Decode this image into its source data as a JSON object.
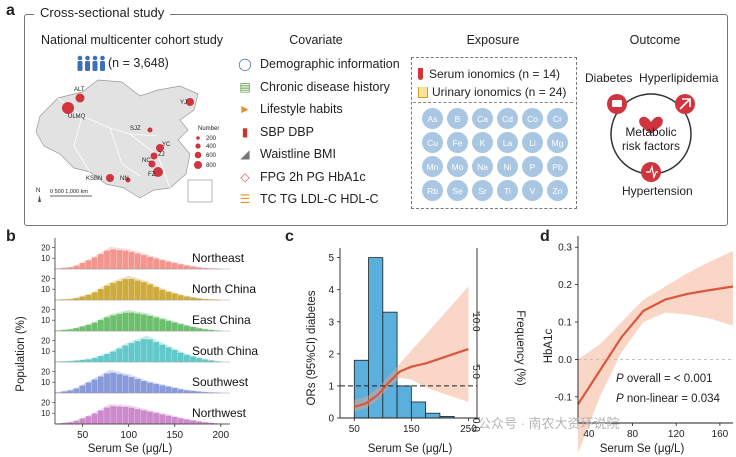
{
  "panel_a": {
    "label": "a",
    "frame_title": "Cross-sectional study",
    "cohort": {
      "heading": "National multicenter cohort study",
      "n_text": "(n = 3,648)",
      "map_cities": [
        "ALT",
        "ULMQ",
        "YJ",
        "SJZ",
        "YC",
        "ZJ",
        "NC",
        "FZ",
        "KSBN",
        "NN"
      ],
      "legend_title": "Number",
      "legend_values": [
        "200",
        "400",
        "600",
        "800"
      ],
      "scale_text": "0   500  1,000 km",
      "north": "N"
    },
    "covariate": {
      "heading": "Covariate",
      "items": [
        {
          "icon": "person-icon",
          "label": "Demographic information",
          "color": "#3b6fb6"
        },
        {
          "icon": "chronic-disease-icon",
          "label": "Chronic disease history",
          "color": "#4d9a3c"
        },
        {
          "icon": "running-person-icon",
          "label": "Lifestyle habits",
          "color": "#e8912d"
        },
        {
          "icon": "thermometer-icon",
          "label": "SBP  DBP",
          "color": "#c0392b"
        },
        {
          "icon": "waist-icon",
          "label": "Waistline  BMI",
          "color": "#777777"
        },
        {
          "icon": "blood-drop-icon",
          "label": "FPG   2h PG   HbA1c",
          "color": "#d9534f"
        },
        {
          "icon": "lipid-icon",
          "label": "TC  TG  LDL-C  HDL-C",
          "color": "#e8912d"
        }
      ]
    },
    "exposure": {
      "heading": "Exposure",
      "serum": "Serum ionomics (n = 14)",
      "urinary": "Urinary ionomics (n = 24)",
      "elements": [
        "As",
        "B",
        "Ca",
        "Cd",
        "Co",
        "Cr",
        "Cu",
        "Fe",
        "K",
        "La",
        "Li",
        "Mg",
        "Mn",
        "Mo",
        "Na",
        "Ni",
        "P",
        "Pb",
        "Rb",
        "Se",
        "Sr",
        "Ti",
        "V",
        "Zn"
      ]
    },
    "outcome": {
      "heading": "Outcome",
      "top_labels": "Diabetes  Hyperlipidemia",
      "center": "Metabolic\nrisk factors",
      "bottom": "Hypertension"
    }
  },
  "panel_b": {
    "label": "b",
    "ylabel": "Population (%)",
    "xlabel": "Serum Se (μg/L)",
    "xticks": [
      "50",
      "100",
      "150",
      "200"
    ],
    "yticks": [
      "10",
      "20"
    ],
    "colors": {
      "Northeast": "#f28b82",
      "North China": "#c9a227",
      "East China": "#5cb85c",
      "South China": "#4fc3c3",
      "Southwest": "#7b8fd6",
      "Northwest": "#c77cc7"
    }
  },
  "panel_c": {
    "label": "c",
    "ylabel_left": "ORs (95%CI) diabetes",
    "ylabel_right": "Frequency (%)",
    "xlabel": "Serum Se (μg/L)",
    "xticks": [
      "50",
      "150",
      "250"
    ],
    "yticks_left": [
      "0",
      "1",
      "2",
      "3",
      "4",
      "5"
    ],
    "yticks_right": [
      "0.0",
      "5.0",
      "10.0"
    ]
  },
  "panel_d": {
    "label": "d",
    "ylabel": "HbA1c",
    "xlabel": "Serum Se (μg/L)",
    "xticks": [
      "40",
      "80",
      "120",
      "160"
    ],
    "yticks": [
      "-0.1",
      "0.0",
      "0.1",
      "0.2",
      "0.3"
    ],
    "p_overall_text": " overall = < 0.001",
    "p_nonlinear_text": " non-linear = 0.034",
    "p_symbol": "P"
  },
  "watermark": "公众号 · 南农大资环说院",
  "chart_data": [
    {
      "type": "area",
      "title": "",
      "xlabel": "Serum Se (μg/L)",
      "ylabel": "Population (%)",
      "x": [
        20,
        40,
        60,
        80,
        100,
        120,
        140,
        160,
        180,
        200
      ],
      "xlim": [
        20,
        210
      ],
      "series": [
        {
          "name": "Northeast",
          "values": [
            0,
            2,
            10,
            20,
            18,
            13,
            8,
            4,
            1,
            0
          ]
        },
        {
          "name": "North China",
          "values": [
            0,
            1,
            6,
            16,
            22,
            17,
            9,
            4,
            1,
            0
          ]
        },
        {
          "name": "East China",
          "values": [
            0,
            2,
            7,
            15,
            19,
            16,
            11,
            6,
            2,
            0
          ]
        },
        {
          "name": "South China",
          "values": [
            0,
            1,
            3,
            9,
            18,
            24,
            16,
            8,
            3,
            0
          ]
        },
        {
          "name": "Southwest",
          "values": [
            0,
            3,
            12,
            21,
            17,
            11,
            7,
            3,
            1,
            0
          ]
        },
        {
          "name": "Northwest",
          "values": [
            0,
            2,
            9,
            18,
            17,
            13,
            9,
            5,
            2,
            0
          ]
        }
      ]
    },
    {
      "type": "bar",
      "title": "",
      "xlabel": "Serum Se (μg/L)",
      "ylabel": "ORs (95%CI) diabetes",
      "xlim": [
        25,
        265
      ],
      "ylim": [
        0,
        5.3
      ],
      "bins": [
        {
          "x0": 50,
          "x1": 75,
          "value": 1.8
        },
        {
          "x0": 75,
          "x1": 100,
          "value": 5.0
        },
        {
          "x0": 100,
          "x1": 125,
          "value": 3.3
        },
        {
          "x0": 125,
          "x1": 150,
          "value": 1.0
        },
        {
          "x0": 150,
          "x1": 175,
          "value": 0.5
        },
        {
          "x0": 175,
          "x1": 200,
          "value": 0.15
        },
        {
          "x0": 200,
          "x1": 225,
          "value": 0.05
        }
      ],
      "or_curve": {
        "x": [
          50,
          70,
          90,
          110,
          130,
          150,
          175,
          200,
          225,
          250
        ],
        "y": [
          0.35,
          0.45,
          0.7,
          1.1,
          1.45,
          1.6,
          1.7,
          1.85,
          2.0,
          2.15
        ],
        "lower": [
          0.2,
          0.3,
          0.55,
          0.95,
          1.25,
          1.2,
          0.95,
          0.8,
          0.65,
          0.5
        ],
        "upper": [
          0.55,
          0.65,
          0.9,
          1.3,
          1.7,
          2.1,
          2.6,
          3.1,
          3.6,
          4.1
        ]
      },
      "reference_line": 1
    },
    {
      "type": "line",
      "title": "",
      "xlabel": "Serum Se (μg/L)",
      "ylabel": "HbA1c",
      "xlim": [
        30,
        172
      ],
      "ylim": [
        -0.17,
        0.33
      ],
      "x": [
        30,
        50,
        70,
        90,
        110,
        130,
        150,
        172
      ],
      "y": [
        -0.12,
        -0.03,
        0.06,
        0.13,
        0.16,
        0.175,
        0.185,
        0.195
      ],
      "lower": [
        -0.25,
        -0.1,
        0.02,
        0.1,
        0.125,
        0.12,
        0.11,
        0.09
      ],
      "upper": [
        0.0,
        0.04,
        0.1,
        0.16,
        0.195,
        0.23,
        0.26,
        0.29
      ],
      "reference_line": 0
    }
  ]
}
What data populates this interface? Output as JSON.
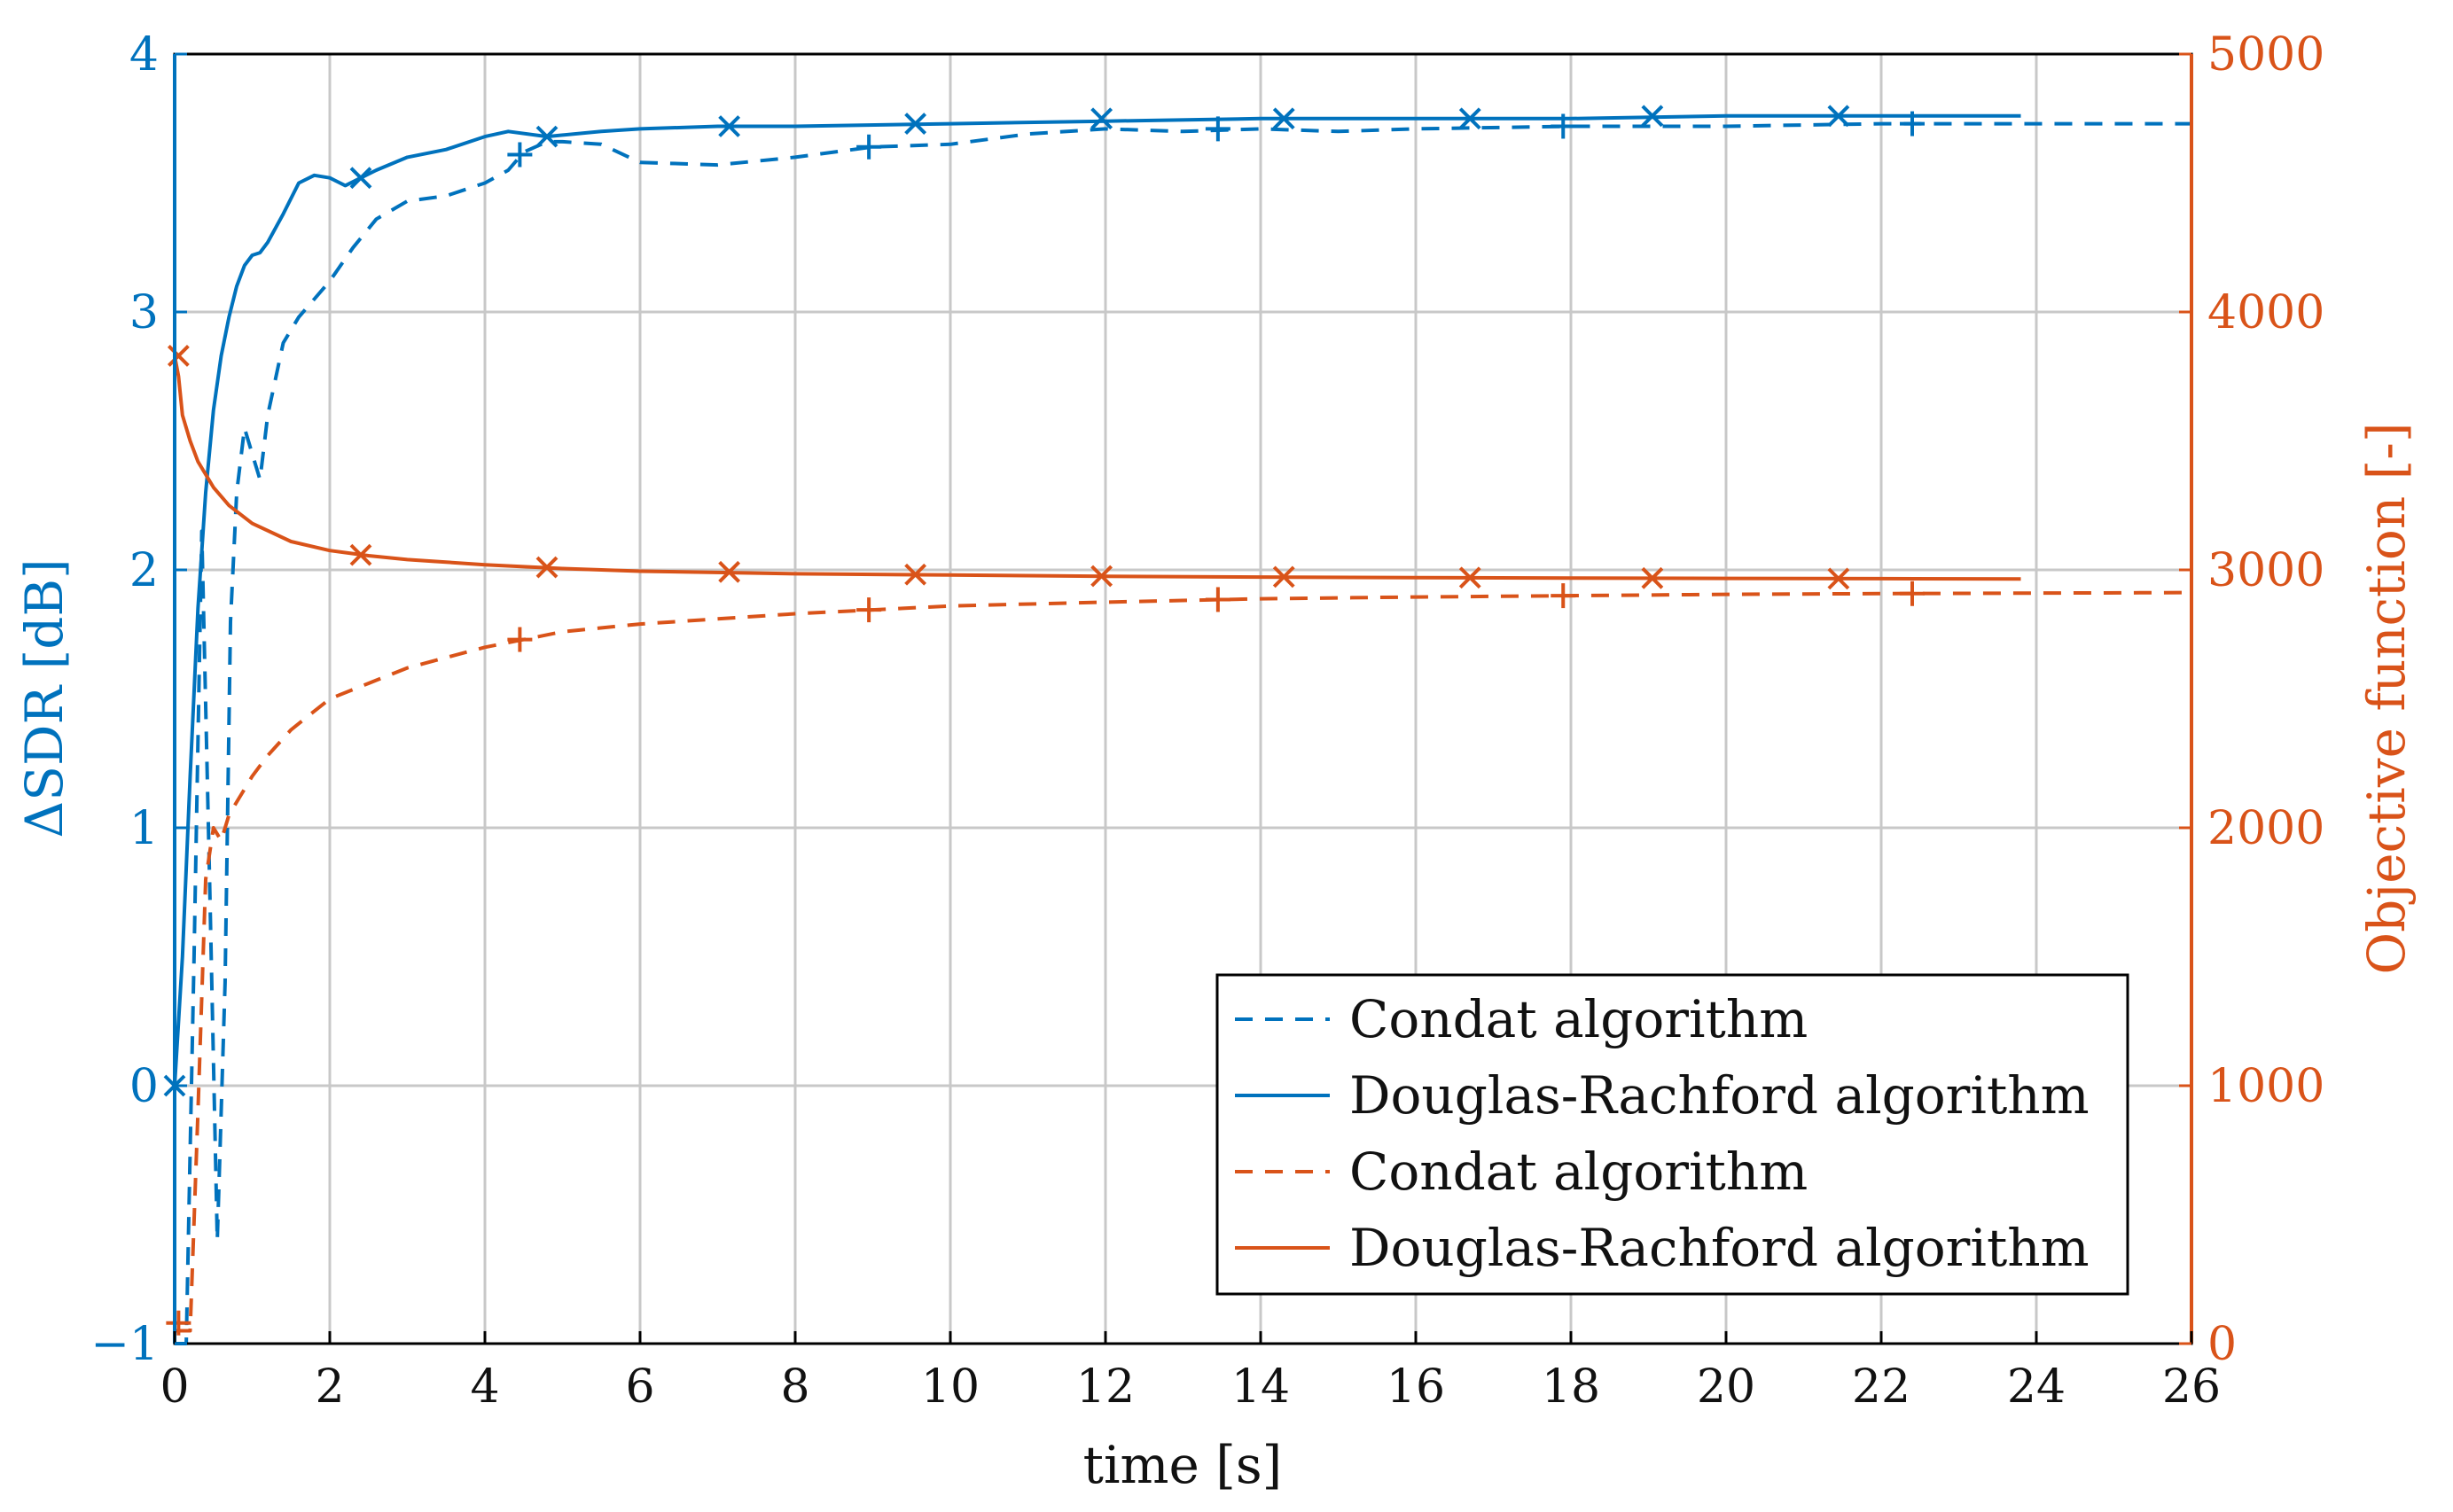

◇ ◇ ◇ ◇ ◇

* TASK DESCRIPTION
Return all lines containing the word "icon".

* SOLVED PROBLEM
          "icon": "person-icon",
          "icon": "chronic-disease-icon",
          "icon": "running-person-icon",
          "icon": "thermometer-icon",
          "icon": "waist-icon",
          "icon": "blood-drop-icon",
          "icon": "lipid-icon",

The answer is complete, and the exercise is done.